[Description of the task] Can you format the stretch of the listing from the line containing "Patent image size: (982, 1329)." through the line containing "The printed pattern W1 is at (577, 745)." as a Markdown table with the columns Index and Content, numbering each line and skipping any blank ones? Include only those lines.

## START

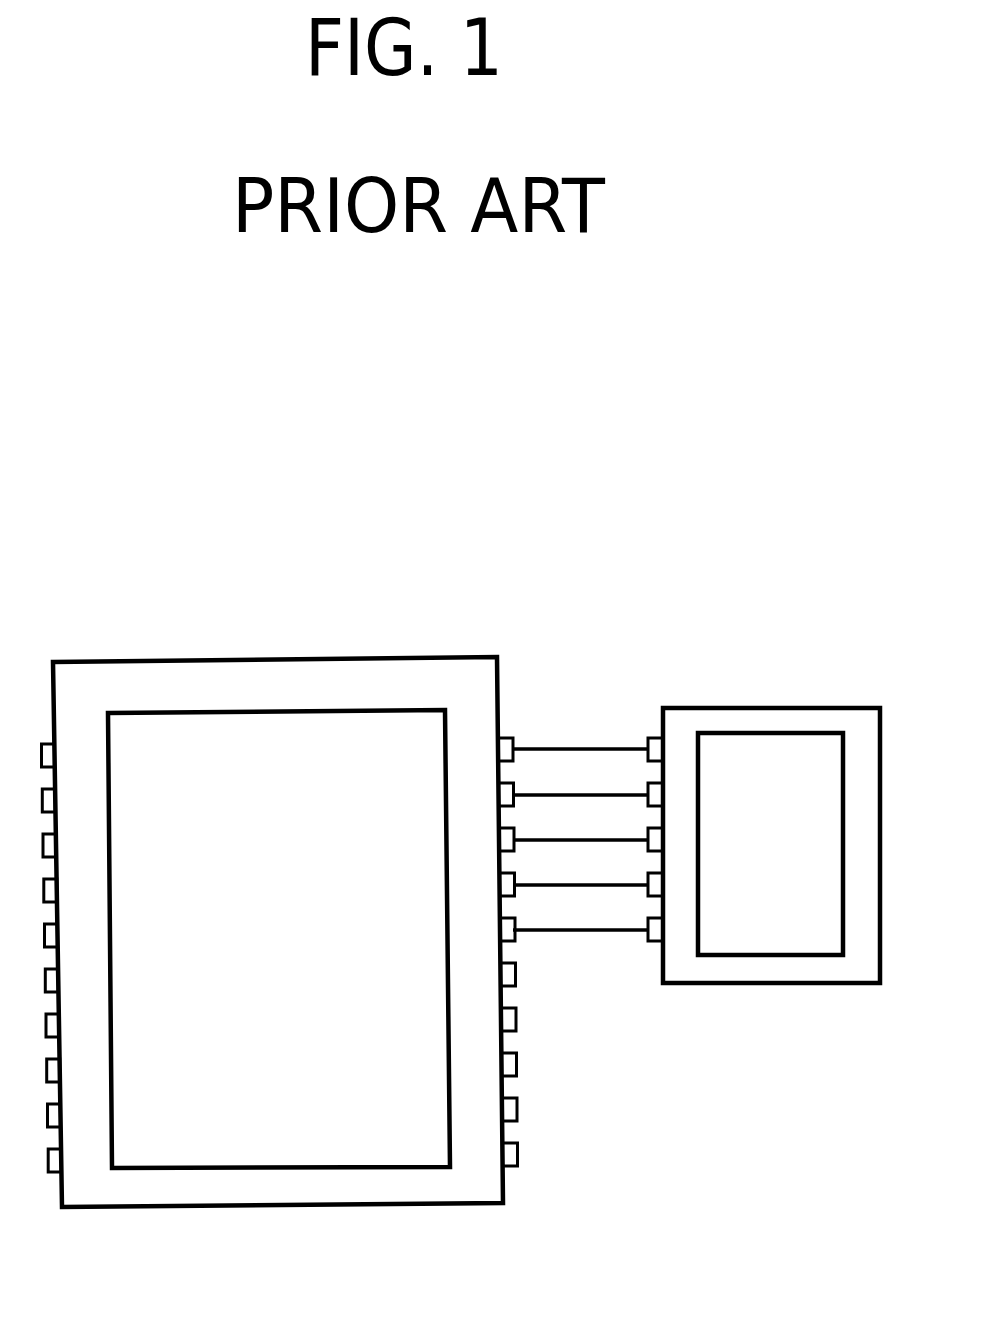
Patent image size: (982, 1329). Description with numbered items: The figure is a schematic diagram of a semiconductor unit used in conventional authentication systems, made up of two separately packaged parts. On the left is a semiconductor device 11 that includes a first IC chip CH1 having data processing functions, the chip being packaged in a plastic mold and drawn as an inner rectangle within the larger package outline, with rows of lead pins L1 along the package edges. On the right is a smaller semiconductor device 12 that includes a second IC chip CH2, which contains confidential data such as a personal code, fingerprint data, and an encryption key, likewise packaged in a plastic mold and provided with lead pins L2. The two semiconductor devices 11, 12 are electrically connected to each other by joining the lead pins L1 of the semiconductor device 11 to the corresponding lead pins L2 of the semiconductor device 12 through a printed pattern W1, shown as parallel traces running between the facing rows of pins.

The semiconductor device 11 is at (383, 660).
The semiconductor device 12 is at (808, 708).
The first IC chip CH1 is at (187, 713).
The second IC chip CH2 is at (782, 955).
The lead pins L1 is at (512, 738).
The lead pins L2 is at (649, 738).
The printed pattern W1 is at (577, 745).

## END
## START

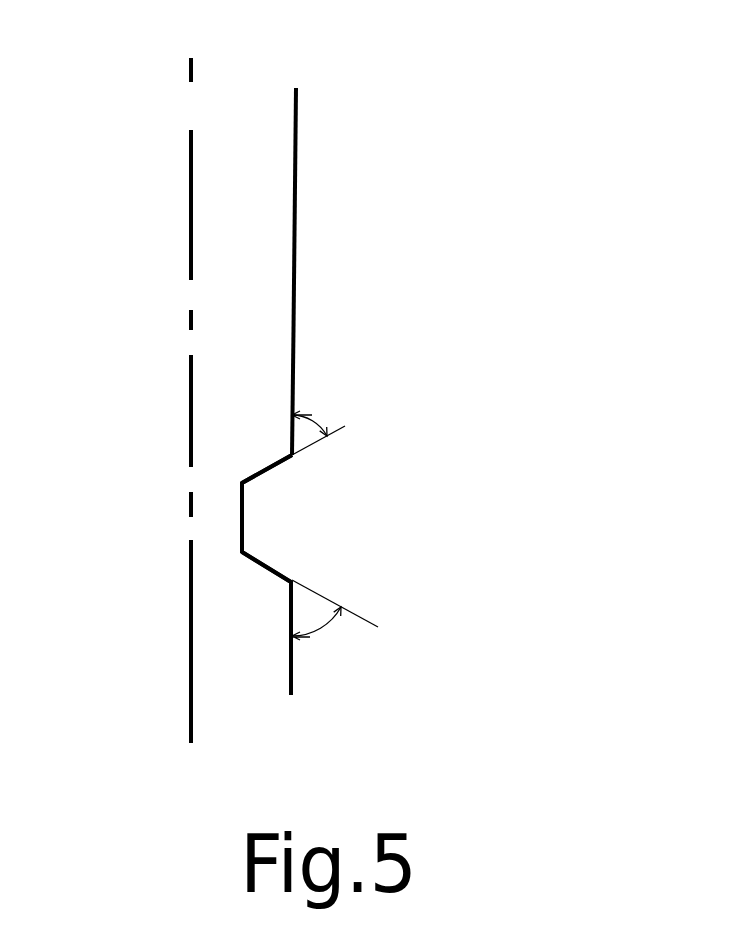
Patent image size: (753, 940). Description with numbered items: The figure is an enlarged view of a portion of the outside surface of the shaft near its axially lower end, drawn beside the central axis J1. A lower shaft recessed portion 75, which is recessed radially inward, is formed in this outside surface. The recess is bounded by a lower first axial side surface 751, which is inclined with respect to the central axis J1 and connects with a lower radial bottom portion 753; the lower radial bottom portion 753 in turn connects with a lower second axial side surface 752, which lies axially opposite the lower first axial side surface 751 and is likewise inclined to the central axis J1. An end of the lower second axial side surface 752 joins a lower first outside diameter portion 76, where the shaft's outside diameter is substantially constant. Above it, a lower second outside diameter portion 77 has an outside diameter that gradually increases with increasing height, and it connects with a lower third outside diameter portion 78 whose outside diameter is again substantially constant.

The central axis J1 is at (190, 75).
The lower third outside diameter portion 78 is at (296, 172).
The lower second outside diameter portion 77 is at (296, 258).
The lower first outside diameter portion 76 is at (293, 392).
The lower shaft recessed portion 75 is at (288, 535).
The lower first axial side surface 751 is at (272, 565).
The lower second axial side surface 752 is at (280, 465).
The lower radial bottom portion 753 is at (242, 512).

## END

[Full solution]
| Index | Content |
|---|---|
| 1 | Patent image size: (982, 1329). Description with numbered items: The figure is a schematic diagram of a semiconductor unit used in conventional authentication systems, made up of two separately packaged parts. On the left is a semiconductor device 11 that includes a first IC chip CH1 having data processing functions, the chip being packaged in a plastic mold and drawn as an inner rectangle within the larger package outline, with rows of lead pins L1 along the package edges. On the right is a smaller semiconductor device 12 that includes a second IC chip CH2, which contains confidential data such as a personal code, fingerprint data, and an encryption key, likewise packaged in a plastic mold and provided with lead pins L2. The two semiconductor devices 11, 12 are electrically connected to each other by joining the lead pins L1 of the semiconductor device 11 to the corresponding lead pins L2 of the semiconductor device 12 through a printed pattern W1, shown as parallel traces running between the facing rows of pins. |
| 2 | The semiconductor device 11 is at (383, 660). |
| 3 | The semiconductor device 12 is at (808, 708). |
| 4 | The first IC chip CH1 is at (187, 713). |
| 5 | The second IC chip CH2 is at (782, 955). |
| 6 | The lead pins L1 is at (512, 738). |
| 7 | The lead pins L2 is at (649, 738). |
| 8 | The printed pattern W1 is at (577, 745). |